**What to work on**
Revise the stretch of the KO-947 exchange from "Konstantinos Aprilakis" through "in mind, Troy?", changing "good afternoon" to "good morning".

Konstantinos Aprilakis
Hi, good afternoon. Thanks for taking the question. Most of them have already been answered, but I guess this is a good way to segue into KO-947, could you sort of switch gears and discuss what your expectations are for the presentation, I think it's guided for the first half of 2017 where might we expect that and what's the nature of the data that we're going to see additional tumor types perhaps activity in once that haven't been discussed before or what you have in mind, Troy?
Troy Wilson
Yes. Thanks, Konstantinos for the questions. So we are planning to have a presentation of additional data on KO-947 at AACR. The abstracts are available on the AACR Web site. What we would be looking toward in that presentation is two things, one is further evidence of the mechanism of action and the second is and I think you alluded to this in your question, now transitioning to translational work that we've done to begun to identify potential development opportunities. We characterize this compound through an extensive campaign of translational research including more than 100 patient drive intergraph models and what came out of that were two groups of tumors KRAS and BRAF mutant tumors and then squamous cell carcinomas where we saw an encouraging and high level of activity. We still have -- that's all preclinical data, the point of the Phase 1 trial which we're anticipating initiating here in the first half of the year is a safety study, right? But we're encouraged by what we've seen, we're also encouraged by to differentiation that we've seen pre-clinically between KO-947 and the other inhibitors of ERK that are in various stages of development and the AACR presentation will begun to fill that picture out in more detail.

[Document understanding data]
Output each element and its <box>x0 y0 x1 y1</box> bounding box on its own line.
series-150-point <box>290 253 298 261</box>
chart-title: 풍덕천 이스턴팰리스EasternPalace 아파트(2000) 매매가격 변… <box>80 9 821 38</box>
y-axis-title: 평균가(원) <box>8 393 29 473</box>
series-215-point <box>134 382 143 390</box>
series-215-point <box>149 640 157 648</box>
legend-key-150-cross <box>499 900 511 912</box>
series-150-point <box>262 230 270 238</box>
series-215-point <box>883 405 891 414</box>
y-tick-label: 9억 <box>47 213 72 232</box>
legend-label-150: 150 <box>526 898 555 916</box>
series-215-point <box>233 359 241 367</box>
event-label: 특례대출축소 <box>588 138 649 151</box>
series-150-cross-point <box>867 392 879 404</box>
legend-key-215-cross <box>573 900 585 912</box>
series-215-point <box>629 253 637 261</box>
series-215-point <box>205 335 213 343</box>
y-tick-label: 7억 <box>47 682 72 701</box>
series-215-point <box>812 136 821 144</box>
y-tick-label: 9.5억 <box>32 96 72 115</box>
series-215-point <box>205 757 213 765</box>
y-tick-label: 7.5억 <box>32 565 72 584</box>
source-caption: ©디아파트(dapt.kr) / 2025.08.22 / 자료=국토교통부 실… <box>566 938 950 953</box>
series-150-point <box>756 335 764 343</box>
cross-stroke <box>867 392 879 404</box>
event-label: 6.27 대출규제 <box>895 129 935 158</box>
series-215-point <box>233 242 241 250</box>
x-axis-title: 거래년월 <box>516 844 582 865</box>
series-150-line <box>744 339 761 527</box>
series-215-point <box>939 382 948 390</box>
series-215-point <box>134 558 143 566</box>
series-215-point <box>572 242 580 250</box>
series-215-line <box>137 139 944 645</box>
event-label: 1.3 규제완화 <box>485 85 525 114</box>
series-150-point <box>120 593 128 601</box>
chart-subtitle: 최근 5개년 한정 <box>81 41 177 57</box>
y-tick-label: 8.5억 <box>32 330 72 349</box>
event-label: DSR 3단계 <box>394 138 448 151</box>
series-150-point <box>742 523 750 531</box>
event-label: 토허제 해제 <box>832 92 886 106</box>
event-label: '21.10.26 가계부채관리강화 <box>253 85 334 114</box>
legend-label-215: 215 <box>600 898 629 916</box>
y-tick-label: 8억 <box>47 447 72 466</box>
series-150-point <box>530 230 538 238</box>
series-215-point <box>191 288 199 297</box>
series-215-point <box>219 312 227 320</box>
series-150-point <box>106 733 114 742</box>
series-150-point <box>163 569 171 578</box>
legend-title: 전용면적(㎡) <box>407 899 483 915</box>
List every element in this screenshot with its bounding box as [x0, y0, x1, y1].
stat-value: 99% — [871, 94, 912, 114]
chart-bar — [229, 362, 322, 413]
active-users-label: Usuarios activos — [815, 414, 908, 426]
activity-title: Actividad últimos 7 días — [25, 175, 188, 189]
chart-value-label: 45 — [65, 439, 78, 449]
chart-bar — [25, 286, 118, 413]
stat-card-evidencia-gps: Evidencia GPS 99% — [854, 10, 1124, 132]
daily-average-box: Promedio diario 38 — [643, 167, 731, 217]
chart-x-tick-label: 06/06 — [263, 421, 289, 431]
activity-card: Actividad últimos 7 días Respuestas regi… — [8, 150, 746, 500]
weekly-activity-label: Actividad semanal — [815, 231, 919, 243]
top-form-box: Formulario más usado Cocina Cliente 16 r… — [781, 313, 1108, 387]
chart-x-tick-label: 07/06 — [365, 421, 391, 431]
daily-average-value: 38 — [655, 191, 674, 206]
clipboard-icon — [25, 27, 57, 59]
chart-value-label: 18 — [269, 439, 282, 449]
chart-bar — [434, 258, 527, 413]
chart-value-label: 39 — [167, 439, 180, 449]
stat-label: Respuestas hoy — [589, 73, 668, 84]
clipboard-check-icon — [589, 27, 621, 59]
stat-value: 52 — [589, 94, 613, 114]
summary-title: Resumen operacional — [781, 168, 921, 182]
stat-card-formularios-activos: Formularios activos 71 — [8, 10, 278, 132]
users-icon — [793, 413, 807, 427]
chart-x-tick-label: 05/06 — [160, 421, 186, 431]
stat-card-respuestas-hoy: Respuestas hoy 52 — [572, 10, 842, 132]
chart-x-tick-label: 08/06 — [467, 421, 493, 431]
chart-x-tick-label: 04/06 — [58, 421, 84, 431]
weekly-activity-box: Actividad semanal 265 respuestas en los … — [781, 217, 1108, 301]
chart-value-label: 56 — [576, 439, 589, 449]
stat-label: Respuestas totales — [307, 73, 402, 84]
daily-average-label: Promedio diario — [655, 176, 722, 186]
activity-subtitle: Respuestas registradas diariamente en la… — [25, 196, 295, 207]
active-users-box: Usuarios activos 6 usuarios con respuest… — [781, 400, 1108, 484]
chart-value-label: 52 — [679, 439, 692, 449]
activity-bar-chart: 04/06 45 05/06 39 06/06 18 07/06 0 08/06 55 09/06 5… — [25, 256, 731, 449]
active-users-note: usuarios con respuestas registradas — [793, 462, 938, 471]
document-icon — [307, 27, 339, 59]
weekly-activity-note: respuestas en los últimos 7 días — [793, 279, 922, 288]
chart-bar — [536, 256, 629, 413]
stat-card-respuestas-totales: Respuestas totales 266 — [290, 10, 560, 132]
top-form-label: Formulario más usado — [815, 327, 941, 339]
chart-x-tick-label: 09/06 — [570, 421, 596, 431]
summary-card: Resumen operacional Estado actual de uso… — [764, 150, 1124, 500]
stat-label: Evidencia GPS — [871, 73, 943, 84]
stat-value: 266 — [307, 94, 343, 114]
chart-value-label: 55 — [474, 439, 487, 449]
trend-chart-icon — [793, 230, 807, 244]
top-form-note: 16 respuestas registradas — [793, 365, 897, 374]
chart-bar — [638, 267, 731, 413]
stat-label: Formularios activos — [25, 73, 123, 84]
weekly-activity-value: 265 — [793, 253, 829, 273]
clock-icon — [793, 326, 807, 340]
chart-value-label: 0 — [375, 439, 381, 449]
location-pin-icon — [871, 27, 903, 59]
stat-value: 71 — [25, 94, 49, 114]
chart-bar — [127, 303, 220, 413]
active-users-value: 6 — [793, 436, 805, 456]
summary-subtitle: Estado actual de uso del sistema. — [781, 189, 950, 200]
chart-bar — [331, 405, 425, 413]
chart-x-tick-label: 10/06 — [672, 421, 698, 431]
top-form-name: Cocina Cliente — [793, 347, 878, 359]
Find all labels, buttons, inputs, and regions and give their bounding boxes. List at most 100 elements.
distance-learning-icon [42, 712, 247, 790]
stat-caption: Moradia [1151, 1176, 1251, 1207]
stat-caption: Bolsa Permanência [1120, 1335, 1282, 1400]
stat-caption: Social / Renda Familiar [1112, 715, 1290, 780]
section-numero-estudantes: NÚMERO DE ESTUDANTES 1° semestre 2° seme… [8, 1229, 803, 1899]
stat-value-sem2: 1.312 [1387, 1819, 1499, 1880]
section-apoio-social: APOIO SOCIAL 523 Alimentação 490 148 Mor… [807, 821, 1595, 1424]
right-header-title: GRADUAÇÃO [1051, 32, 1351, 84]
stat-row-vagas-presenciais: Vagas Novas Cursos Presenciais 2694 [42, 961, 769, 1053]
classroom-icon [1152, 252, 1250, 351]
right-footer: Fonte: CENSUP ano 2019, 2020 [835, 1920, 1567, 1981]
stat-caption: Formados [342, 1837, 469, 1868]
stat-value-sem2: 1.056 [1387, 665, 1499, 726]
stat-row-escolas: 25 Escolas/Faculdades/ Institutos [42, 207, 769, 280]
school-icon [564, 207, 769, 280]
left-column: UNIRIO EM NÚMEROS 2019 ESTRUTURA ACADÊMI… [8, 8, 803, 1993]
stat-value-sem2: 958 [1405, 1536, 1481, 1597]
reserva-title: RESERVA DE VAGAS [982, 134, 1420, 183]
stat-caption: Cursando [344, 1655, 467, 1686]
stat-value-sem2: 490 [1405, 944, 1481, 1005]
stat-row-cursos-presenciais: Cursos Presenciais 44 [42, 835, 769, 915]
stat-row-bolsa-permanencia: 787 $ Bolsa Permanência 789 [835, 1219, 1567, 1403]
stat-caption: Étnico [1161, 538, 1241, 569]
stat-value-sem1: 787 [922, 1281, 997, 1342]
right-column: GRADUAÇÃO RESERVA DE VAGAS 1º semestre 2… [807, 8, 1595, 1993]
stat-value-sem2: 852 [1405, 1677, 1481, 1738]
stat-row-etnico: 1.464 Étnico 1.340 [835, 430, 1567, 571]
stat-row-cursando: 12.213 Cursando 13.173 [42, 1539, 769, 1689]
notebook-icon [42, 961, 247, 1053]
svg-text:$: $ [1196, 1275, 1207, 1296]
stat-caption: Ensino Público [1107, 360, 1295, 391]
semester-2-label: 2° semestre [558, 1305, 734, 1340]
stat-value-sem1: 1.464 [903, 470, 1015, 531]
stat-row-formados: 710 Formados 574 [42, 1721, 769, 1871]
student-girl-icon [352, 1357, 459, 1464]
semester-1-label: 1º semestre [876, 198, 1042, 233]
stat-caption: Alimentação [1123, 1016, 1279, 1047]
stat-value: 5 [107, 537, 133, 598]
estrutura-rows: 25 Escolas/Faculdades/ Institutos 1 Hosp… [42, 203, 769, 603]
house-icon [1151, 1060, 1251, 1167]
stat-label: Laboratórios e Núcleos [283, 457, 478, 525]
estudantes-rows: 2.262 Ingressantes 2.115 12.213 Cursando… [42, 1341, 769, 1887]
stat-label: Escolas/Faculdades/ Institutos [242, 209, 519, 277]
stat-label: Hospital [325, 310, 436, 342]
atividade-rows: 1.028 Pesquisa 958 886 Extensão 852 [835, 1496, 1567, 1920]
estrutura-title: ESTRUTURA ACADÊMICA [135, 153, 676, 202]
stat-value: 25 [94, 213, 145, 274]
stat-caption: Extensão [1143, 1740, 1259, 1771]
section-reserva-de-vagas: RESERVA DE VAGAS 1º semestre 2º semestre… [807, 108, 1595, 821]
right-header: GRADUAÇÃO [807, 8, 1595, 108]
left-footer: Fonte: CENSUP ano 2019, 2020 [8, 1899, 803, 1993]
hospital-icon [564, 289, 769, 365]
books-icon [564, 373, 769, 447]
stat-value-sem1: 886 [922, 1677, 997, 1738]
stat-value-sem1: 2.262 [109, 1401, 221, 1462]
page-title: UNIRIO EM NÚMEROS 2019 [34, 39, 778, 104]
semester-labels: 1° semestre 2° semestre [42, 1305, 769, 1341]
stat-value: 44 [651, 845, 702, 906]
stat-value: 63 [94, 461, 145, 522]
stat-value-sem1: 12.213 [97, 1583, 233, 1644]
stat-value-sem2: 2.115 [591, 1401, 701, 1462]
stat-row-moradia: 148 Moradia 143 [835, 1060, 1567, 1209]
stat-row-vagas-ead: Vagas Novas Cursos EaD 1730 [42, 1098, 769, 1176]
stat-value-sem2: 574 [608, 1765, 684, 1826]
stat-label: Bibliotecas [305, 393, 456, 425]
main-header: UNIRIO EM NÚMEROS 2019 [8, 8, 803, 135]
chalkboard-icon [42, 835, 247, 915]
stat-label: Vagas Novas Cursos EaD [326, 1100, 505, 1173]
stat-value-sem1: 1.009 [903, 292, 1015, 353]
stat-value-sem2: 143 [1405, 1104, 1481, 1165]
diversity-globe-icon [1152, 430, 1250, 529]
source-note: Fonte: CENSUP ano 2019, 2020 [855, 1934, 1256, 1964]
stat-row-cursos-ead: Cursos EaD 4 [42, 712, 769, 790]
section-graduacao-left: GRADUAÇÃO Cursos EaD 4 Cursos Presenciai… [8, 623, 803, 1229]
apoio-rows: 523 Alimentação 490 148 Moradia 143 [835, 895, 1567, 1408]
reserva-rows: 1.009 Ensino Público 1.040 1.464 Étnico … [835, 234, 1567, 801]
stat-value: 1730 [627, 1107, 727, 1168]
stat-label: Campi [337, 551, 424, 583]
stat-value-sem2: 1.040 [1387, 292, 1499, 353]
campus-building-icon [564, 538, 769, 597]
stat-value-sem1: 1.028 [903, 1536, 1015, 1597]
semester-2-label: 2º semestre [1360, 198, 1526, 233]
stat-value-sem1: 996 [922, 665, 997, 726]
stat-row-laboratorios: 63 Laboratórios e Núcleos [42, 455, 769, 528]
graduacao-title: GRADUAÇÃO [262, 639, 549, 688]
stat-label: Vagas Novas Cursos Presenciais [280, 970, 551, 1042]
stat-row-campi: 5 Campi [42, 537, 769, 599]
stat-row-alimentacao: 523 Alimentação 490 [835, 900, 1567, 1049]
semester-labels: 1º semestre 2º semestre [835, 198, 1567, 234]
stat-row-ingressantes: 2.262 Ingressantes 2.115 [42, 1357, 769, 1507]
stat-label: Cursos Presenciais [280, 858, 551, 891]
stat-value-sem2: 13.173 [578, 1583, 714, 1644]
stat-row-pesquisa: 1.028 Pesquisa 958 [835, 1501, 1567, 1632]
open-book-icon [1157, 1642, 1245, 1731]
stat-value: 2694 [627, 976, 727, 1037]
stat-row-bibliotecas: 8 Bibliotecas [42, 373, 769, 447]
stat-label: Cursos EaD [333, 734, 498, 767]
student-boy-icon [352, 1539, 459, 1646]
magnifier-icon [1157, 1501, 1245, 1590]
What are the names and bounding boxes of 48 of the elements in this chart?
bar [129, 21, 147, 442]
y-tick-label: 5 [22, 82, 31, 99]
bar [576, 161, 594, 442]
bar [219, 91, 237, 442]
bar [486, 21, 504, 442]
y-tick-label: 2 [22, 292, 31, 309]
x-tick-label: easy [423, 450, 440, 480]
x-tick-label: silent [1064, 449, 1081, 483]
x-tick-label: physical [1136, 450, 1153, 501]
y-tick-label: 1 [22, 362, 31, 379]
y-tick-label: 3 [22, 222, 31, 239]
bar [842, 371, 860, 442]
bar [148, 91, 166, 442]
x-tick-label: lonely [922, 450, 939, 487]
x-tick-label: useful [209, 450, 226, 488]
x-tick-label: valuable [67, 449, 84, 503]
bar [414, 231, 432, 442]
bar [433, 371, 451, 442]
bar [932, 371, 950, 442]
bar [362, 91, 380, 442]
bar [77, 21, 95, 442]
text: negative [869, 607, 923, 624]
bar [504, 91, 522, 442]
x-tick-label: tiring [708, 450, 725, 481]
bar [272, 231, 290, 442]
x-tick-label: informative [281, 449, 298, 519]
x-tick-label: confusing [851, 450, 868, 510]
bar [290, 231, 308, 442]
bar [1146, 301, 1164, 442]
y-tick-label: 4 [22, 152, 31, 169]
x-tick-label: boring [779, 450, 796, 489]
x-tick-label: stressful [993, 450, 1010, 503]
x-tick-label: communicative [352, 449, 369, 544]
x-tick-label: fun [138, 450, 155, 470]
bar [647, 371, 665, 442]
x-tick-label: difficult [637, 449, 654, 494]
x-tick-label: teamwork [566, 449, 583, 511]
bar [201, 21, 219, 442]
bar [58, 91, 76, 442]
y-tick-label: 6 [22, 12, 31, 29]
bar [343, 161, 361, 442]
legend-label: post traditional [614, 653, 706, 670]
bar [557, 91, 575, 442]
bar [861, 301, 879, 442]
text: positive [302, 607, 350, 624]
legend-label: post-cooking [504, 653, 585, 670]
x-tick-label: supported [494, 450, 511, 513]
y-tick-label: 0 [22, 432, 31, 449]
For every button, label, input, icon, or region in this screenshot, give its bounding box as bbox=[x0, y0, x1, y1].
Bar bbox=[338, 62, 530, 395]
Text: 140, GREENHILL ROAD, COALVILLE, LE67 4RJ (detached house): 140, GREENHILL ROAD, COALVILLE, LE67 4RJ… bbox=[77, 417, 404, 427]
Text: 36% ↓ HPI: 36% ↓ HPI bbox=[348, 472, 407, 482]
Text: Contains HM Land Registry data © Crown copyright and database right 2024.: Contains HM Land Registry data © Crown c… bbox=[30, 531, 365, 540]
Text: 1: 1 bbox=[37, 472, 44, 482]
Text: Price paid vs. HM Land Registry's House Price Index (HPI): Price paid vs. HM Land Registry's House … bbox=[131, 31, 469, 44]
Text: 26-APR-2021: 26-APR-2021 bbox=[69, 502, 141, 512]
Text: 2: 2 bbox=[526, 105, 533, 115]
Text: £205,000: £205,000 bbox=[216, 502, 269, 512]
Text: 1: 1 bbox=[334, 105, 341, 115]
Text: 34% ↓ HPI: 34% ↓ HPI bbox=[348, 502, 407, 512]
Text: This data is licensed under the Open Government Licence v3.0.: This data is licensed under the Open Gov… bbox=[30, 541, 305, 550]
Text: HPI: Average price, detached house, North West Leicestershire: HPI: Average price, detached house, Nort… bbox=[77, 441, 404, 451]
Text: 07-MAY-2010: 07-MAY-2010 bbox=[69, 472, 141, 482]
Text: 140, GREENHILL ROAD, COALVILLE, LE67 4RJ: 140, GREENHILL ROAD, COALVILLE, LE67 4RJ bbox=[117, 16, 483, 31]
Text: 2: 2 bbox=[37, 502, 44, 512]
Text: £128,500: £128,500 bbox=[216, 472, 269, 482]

**Answer for this exercise**
Konstantinos Aprilakis
Hi, good morning. Thanks for taking the question. Most of them have already been answered, but I guess this is a good way to segue into KO-947, could you sort of switch gears and discuss what your expectations are for the presentation, I think it's guided for the first half of 2017 where might we expect that and what's the nature of the data that we're going to see additional tumor types perhaps activity in once that haven't been discussed before or what you have in mind, Troy?